→ **TASK TO CARRY OUT**:
Will you print the material below without altering a single character?
◇ ◇ ◇ ◇
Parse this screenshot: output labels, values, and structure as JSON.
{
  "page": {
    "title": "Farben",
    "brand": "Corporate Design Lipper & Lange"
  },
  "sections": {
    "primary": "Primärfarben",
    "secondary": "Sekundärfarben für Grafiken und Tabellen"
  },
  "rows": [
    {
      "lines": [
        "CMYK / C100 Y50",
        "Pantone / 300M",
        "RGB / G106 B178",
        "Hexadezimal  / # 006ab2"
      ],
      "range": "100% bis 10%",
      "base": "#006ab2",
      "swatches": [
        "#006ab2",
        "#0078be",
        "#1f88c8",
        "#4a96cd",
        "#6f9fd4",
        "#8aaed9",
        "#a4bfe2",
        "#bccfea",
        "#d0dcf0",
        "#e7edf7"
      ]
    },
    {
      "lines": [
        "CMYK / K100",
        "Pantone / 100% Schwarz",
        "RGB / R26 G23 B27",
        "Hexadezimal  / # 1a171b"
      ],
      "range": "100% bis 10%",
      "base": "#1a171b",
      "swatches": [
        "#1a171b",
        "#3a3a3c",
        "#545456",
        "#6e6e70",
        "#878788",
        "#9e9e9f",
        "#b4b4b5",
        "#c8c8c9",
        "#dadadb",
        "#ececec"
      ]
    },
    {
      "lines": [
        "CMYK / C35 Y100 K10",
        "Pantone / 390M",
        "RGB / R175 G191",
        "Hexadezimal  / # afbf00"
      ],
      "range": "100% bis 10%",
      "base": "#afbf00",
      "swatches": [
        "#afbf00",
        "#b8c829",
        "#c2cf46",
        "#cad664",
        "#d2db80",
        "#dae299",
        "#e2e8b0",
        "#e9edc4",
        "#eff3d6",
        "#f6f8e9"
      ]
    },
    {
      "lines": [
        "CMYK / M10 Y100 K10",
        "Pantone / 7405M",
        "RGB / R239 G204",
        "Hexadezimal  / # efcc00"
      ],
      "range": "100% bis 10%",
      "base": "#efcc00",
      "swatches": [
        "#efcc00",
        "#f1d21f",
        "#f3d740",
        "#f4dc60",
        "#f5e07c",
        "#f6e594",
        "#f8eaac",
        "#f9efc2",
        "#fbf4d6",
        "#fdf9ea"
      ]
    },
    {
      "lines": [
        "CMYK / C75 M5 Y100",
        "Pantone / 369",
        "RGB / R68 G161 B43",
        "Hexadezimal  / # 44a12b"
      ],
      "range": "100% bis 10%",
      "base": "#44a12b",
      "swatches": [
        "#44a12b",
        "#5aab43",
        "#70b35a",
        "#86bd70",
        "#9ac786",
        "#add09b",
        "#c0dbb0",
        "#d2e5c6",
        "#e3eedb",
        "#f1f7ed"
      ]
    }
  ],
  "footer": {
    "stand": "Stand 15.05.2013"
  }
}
◇ ◇ ◇ ◇
→ **REPLY TO THE TASK**:
Parse this screenshot: output labels, values, and structure as JSON.
{
  "page": {
    "title": "Farben",
    "brand": "Corporate Design Lipper & Lange"
  },
  "sections": {
    "primary": "Primärfarben",
    "secondary": "Sekundärfarben für Grafiken und Tabellen"
  },
  "rows": [
    {
      "lines": [
        "CMYK / C100 Y50",
        "Pantone / 300M",
        "RGB / G106 B178",
        "Hexadezimal  / # 006ab2"
      ],
      "range": "100% bis 10%",
      "base": "#006ab2",
      "swatches": [
        "#006ab2",
        "#0078be",
        "#1f88c8",
        "#4a96cd",
        "#6f9fd4",
        "#8aaed9",
        "#a4bfe2",
        "#bccfea",
        "#d0dcf0",
        "#e7edf7"
      ]
    },
    {
      "lines": [
        "CMYK / K100",
        "Pantone / 100% Schwarz",
        "RGB / R26 G23 B27",
        "Hexadezimal  / # 1a171b"
      ],
      "range": "100% bis 10%",
      "base": "#1a171b",
      "swatches": [
        "#1a171b",
        "#3a3a3c",
        "#545456",
        "#6e6e70",
        "#878788",
        "#9e9e9f",
        "#b4b4b5",
        "#c8c8c9",
        "#dadadb",
        "#ececec"
      ]
    },
    {
      "lines": [
        "CMYK / C35 Y100 K10",
        "Pantone / 390M",
        "RGB / R175 G191",
        "Hexadezimal  / # afbf00"
      ],
      "range": "100% bis 10%",
      "base": "#afbf00",
      "swatches": [
        "#afbf00",
        "#b8c829",
        "#c2cf46",
        "#cad664",
        "#d2db80",
        "#dae299",
        "#e2e8b0",
        "#e9edc4",
        "#eff3d6",
        "#f6f8e9"
      ]
    },
    {
      "lines": [
        "CMYK / M10 Y100 K10",
        "Pantone / 7405M",
        "RGB / R239 G204",
        "Hexadezimal  / # efcc00"
      ],
      "range": "100% bis 10%",
      "base": "#efcc00",
      "swatches": [
        "#efcc00",
        "#f1d21f",
        "#f3d740",
        "#f4dc60",
        "#f5e07c",
        "#f6e594",
        "#f8eaac",
        "#f9efc2",
        "#fbf4d6",
        "#fdf9ea"
      ]
    },
    {
      "lines": [
        "CMYK / C75 M5 Y100",
        "Pantone / 369",
        "RGB / R68 G161 B43",
        "Hexadezimal  / # 44a12b"
      ],
      "range": "100% bis 10%",
      "base": "#44a12b",
      "swatches": [
        "#44a12b",
        "#5aab43",
        "#70b35a",
        "#86bd70",
        "#9ac786",
        "#add09b",
        "#c0dbb0",
        "#d2e5c6",
        "#e3eedb",
        "#f1f7ed"
      ]
    }
  ],
  "footer": {
    "stand": "Stand 15.05.2013"
  }
}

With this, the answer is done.